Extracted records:
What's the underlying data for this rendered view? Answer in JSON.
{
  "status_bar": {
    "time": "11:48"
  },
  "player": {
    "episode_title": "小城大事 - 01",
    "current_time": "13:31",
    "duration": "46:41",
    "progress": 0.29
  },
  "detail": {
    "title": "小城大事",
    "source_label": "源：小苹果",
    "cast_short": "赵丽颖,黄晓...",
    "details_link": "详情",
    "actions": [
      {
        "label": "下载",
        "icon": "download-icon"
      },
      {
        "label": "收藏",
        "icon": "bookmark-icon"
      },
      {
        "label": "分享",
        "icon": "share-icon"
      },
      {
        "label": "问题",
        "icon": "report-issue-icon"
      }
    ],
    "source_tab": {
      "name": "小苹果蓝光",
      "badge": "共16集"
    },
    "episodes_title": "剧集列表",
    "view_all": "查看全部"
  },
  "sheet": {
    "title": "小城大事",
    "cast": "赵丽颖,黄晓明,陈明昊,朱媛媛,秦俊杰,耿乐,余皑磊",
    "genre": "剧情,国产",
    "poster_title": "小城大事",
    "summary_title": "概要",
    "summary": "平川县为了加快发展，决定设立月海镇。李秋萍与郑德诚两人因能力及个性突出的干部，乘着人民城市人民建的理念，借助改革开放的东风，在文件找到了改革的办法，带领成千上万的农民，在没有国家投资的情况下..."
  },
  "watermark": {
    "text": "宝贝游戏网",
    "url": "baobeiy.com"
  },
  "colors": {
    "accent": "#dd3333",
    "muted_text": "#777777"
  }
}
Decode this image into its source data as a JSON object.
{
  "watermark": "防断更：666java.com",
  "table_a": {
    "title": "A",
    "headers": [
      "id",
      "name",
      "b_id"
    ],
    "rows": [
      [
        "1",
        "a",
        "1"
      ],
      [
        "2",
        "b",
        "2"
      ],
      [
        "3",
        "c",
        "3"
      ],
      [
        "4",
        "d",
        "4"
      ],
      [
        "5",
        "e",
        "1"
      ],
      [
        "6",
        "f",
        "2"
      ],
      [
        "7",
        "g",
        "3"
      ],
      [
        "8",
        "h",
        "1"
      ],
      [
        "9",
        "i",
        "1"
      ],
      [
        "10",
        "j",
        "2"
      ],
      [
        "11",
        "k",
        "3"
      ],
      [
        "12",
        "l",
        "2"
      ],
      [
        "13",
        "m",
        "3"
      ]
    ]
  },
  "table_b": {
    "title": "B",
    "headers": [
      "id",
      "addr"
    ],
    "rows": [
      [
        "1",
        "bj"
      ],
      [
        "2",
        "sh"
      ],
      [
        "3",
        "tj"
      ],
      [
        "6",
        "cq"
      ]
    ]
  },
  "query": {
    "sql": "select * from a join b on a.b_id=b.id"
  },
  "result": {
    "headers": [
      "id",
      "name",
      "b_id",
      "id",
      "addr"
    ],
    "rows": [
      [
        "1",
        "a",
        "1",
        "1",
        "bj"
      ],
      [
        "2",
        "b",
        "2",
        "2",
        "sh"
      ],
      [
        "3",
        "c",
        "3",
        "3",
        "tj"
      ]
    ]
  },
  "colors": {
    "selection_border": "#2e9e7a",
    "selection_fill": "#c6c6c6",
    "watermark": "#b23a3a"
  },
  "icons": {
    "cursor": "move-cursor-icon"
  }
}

### THE EXERCISE
Count how many lines above contain the word "JSON". Reply with the number alone.

### SOLVED EXERCISE
2